Instructions for the task: Pull out every line below containing the word "苏州工业职业技术学院".

Data supplied:
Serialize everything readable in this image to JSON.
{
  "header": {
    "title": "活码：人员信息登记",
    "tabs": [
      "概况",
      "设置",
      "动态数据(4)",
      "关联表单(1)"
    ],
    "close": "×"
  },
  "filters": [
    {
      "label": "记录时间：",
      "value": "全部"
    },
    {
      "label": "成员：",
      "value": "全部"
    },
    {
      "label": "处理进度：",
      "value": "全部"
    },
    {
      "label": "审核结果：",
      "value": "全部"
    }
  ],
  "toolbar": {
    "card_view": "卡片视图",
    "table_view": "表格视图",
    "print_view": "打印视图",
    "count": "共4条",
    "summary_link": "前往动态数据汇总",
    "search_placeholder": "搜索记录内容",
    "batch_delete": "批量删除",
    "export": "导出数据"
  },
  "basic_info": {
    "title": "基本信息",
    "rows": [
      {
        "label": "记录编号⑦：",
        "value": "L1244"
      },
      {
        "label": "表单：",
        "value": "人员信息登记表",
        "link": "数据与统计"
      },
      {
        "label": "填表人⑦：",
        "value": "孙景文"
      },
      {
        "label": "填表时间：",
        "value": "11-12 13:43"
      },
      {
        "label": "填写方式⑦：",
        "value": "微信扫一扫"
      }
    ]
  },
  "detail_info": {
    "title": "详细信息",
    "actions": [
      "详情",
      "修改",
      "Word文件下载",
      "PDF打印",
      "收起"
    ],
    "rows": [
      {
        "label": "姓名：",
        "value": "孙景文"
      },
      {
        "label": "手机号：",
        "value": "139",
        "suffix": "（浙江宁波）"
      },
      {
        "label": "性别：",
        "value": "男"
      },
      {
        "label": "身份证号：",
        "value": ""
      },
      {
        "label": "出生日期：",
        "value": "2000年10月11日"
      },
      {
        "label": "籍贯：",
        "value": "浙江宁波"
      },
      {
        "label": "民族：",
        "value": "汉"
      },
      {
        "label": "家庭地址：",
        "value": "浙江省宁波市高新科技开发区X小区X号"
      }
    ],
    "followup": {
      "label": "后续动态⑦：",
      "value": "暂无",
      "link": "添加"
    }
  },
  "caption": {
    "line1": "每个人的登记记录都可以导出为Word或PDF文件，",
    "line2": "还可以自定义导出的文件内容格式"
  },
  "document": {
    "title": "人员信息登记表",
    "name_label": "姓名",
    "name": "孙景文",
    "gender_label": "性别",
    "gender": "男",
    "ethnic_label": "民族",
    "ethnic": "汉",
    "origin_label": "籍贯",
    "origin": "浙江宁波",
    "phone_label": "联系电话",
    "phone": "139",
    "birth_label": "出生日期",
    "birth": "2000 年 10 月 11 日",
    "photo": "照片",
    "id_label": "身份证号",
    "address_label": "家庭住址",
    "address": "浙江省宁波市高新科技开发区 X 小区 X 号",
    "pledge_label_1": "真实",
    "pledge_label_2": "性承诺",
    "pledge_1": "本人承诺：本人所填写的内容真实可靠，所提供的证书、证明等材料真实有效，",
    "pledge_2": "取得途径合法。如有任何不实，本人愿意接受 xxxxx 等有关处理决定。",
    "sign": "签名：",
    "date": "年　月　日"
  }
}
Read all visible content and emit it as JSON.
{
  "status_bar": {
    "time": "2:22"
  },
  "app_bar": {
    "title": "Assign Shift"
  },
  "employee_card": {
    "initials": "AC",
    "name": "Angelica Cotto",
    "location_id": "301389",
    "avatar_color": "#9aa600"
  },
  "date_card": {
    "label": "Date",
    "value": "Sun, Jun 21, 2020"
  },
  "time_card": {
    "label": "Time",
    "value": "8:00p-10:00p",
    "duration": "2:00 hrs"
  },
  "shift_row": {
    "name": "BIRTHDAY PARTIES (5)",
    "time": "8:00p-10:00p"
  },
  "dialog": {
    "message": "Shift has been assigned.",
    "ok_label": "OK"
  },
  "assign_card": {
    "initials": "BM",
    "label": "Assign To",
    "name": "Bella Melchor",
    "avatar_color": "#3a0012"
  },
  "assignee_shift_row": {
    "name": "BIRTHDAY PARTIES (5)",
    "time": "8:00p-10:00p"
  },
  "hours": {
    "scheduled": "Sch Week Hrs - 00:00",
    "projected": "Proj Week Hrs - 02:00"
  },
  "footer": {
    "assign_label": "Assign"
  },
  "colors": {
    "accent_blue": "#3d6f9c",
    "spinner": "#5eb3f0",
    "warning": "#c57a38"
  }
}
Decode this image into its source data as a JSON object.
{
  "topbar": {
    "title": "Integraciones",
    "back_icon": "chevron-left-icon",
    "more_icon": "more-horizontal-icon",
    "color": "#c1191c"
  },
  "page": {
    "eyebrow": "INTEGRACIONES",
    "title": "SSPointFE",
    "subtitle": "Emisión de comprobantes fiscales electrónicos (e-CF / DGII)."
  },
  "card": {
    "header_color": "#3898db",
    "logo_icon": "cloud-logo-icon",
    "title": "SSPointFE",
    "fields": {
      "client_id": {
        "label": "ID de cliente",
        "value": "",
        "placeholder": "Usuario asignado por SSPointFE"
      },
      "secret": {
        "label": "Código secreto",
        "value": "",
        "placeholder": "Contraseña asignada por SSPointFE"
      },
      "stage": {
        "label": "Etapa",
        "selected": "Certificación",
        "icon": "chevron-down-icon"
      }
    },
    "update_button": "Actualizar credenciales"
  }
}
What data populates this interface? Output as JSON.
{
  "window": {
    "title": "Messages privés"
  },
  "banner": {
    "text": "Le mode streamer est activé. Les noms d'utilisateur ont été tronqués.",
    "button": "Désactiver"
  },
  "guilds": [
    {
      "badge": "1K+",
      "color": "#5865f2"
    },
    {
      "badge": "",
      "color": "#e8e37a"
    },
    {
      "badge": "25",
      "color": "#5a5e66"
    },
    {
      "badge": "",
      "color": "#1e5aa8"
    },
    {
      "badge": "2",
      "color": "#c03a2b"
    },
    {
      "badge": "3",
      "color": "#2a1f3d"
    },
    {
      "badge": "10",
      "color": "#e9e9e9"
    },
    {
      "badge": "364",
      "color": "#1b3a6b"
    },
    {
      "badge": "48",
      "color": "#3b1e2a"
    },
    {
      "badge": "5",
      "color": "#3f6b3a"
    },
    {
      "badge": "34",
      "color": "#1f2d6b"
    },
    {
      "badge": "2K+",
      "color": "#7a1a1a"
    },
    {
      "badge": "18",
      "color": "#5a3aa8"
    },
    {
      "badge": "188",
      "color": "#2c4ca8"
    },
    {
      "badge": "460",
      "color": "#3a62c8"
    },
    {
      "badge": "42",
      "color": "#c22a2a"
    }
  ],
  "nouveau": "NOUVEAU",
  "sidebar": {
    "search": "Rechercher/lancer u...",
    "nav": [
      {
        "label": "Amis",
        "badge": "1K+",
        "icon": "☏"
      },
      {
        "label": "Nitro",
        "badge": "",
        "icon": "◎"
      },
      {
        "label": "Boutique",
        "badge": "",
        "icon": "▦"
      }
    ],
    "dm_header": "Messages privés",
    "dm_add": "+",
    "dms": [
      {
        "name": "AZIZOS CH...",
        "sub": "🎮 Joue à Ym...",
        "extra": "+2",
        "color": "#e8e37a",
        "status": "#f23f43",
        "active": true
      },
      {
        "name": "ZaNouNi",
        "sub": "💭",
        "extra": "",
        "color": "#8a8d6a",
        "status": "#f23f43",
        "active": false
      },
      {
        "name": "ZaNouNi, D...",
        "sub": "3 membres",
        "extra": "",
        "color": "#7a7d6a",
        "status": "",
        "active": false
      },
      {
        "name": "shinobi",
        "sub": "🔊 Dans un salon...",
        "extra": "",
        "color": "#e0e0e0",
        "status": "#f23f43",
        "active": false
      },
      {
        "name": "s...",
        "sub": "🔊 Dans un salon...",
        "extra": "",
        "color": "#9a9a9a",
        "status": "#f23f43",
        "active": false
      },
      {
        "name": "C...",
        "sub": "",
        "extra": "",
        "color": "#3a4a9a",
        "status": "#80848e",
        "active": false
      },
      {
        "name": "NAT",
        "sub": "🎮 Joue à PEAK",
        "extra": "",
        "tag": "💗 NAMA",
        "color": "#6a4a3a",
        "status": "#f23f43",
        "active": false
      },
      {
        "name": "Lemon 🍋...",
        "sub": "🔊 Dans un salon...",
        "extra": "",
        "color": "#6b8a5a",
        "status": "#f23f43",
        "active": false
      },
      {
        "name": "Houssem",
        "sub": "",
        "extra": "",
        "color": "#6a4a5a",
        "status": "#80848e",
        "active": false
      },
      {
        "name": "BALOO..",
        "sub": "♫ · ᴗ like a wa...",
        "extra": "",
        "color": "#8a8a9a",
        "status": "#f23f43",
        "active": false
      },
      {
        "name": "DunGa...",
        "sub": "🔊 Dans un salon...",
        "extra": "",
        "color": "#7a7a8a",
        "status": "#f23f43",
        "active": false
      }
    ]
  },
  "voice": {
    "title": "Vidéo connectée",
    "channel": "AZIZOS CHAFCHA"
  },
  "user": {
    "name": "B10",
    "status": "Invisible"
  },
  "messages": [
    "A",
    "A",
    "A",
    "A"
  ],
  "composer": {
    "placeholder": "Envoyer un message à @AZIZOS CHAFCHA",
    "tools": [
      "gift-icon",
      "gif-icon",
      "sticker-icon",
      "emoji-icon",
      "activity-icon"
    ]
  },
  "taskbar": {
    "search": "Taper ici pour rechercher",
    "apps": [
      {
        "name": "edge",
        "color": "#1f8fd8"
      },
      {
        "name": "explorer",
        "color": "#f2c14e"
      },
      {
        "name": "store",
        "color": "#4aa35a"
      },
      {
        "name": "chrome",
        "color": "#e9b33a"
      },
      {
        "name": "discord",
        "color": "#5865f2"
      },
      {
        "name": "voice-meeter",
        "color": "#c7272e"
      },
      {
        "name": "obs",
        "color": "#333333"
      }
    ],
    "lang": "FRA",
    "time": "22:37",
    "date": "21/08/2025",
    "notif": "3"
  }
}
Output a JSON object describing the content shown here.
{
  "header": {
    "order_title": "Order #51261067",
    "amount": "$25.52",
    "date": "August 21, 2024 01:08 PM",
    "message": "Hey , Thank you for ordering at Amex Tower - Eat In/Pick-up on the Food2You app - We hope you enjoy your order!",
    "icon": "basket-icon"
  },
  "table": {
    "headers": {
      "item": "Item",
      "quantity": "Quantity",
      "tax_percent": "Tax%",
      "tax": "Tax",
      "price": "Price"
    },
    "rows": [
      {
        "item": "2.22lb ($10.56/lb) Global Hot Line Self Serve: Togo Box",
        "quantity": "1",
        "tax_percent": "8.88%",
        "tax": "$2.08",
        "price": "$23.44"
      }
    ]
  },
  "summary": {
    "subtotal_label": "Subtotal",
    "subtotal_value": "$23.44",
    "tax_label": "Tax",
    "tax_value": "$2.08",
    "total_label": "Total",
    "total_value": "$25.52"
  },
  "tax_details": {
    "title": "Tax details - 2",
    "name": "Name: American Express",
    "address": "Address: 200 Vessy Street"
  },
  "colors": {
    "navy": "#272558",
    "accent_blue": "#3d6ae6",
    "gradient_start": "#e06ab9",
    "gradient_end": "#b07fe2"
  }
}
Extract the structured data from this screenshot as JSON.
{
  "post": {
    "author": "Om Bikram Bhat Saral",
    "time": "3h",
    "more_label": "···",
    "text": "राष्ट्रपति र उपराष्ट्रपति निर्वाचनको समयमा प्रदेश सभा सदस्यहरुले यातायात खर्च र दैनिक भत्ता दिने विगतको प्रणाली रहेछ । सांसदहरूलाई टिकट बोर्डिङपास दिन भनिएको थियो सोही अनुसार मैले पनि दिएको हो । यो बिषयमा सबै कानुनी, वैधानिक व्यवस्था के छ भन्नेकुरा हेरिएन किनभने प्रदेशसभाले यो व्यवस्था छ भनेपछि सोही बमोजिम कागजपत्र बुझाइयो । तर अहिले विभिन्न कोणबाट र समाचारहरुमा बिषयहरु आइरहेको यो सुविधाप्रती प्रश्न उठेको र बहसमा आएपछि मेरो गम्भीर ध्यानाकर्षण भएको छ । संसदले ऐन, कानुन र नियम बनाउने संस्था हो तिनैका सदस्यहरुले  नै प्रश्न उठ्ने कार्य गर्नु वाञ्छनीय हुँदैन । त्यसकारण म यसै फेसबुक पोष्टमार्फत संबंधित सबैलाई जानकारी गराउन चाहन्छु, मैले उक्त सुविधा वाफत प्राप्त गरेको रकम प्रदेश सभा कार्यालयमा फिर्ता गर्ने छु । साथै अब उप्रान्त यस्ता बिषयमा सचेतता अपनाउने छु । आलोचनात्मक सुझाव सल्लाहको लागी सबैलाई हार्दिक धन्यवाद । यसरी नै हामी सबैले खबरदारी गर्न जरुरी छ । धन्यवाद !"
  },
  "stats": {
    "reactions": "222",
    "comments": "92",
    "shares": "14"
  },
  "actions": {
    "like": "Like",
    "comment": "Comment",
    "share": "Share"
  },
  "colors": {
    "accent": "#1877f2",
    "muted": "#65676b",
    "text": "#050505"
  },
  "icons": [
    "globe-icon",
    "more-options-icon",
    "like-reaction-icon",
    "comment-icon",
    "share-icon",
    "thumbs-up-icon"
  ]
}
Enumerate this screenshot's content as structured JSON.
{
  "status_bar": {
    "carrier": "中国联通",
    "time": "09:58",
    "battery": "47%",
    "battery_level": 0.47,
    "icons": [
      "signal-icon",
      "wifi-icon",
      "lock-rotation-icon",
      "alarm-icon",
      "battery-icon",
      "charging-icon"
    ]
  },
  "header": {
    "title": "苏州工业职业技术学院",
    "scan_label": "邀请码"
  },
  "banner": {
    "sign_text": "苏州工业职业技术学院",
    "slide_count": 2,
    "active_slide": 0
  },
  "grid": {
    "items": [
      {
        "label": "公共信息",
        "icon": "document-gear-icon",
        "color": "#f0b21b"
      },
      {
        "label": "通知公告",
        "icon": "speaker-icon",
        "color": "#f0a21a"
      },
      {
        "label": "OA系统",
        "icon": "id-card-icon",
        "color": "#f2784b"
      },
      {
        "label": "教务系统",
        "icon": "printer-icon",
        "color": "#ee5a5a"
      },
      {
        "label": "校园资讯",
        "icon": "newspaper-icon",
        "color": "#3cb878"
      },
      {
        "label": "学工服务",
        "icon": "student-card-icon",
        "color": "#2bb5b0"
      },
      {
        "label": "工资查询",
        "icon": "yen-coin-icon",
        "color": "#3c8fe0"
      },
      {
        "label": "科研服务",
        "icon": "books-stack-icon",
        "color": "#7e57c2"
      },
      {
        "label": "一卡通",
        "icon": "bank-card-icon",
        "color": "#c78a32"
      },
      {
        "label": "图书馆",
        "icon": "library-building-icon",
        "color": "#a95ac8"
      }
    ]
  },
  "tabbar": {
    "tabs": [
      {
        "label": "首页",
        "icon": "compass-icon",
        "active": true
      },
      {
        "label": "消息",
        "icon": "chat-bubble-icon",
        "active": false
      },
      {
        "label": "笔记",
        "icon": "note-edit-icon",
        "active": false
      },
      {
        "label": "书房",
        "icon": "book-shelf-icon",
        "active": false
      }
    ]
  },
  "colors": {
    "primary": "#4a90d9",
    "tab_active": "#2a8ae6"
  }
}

Correct result:
    "title": "苏州工业职业技术学院",
    "sign_text": "苏州工业职业技术学院",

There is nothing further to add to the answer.